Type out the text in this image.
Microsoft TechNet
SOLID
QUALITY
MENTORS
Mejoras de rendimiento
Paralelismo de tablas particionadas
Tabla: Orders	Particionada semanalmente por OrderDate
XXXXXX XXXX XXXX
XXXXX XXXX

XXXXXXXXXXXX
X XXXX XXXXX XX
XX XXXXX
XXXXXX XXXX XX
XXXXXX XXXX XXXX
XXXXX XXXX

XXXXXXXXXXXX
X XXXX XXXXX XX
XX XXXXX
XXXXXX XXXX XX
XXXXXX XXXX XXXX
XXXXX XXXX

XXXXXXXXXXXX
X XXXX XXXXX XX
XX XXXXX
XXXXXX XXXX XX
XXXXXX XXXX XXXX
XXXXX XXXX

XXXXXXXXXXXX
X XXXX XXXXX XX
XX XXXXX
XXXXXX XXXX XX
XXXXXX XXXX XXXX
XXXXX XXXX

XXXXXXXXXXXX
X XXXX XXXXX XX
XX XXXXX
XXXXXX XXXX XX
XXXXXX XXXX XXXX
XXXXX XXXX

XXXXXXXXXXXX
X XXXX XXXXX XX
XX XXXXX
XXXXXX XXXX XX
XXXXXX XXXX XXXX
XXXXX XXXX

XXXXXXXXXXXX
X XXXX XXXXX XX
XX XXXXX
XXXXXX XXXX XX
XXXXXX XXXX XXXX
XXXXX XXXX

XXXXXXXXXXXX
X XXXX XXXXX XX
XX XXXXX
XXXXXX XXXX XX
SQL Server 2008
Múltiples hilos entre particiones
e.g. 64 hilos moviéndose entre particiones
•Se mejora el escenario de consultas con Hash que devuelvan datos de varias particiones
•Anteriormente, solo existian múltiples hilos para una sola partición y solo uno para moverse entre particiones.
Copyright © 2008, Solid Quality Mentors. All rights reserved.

**INSTRUCTIONS TO FOLLOW**. Give an exact repetition of all the material.

**FINISHED TASK**.
Type out the text in this image.
Microsoft TechNet
SOLID
QUALITY
MENTORS
Mejoras de rendimiento
Paralelismo de tablas particionadas
Tabla: Orders	Particionada semanalmente por OrderDate
XXXXXX XXXX XXXX
XXXXX XXXX

XXXXXXXXXXXX
X XXXX XXXXX XX
XX XXXXX
XXXXXX XXXX XX
XXXXXX XXXX XXXX
XXXXX XXXX

XXXXXXXXXXXX
X XXXX XXXXX XX
XX XXXXX
XXXXXX XXXX XX
XXXXXX XXXX XXXX
XXXXX XXXX

XXXXXXXXXXXX
X XXXX XXXXX XX
XX XXXXX
XXXXXX XXXX XX
XXXXXX XXXX XXXX
XXXXX XXXX

XXXXXXXXXXXX
X XXXX XXXXX XX
XX XXXXX
XXXXXX XXXX XX
XXXXXX XXXX XXXX
XXXXX XXXX

XXXXXXXXXXXX
X XXXX XXXXX XX
XX XXXXX
XXXXXX XXXX XX
XXXXXX XXXX XXXX
XXXXX XXXX

XXXXXXXXXXXX
X XXXX XXXXX XX
XX XXXXX
XXXXXX XXXX XX
XXXXXX XXXX XXXX
XXXXX XXXX

XXXXXXXXXXXX
X XXXX XXXXX XX
XX XXXXX
XXXXXX XXXX XX
XXXXXX XXXX XXXX
XXXXX XXXX

XXXXXXXXXXXX
X XXXX XXXXX XX
XX XXXXX
XXXXXX XXXX XX
SQL Server 2008
Múltiples hilos entre particiones
e.g. 64 hilos moviéndose entre particiones
•Se mejora el escenario de consultas con Hash que devuelvan datos de varias particiones
•Anteriormente, solo existian múltiples hilos para una sola partición y solo uno para moverse entre particiones.
Copyright © 2008, Solid Quality Mentors. All rights reserved.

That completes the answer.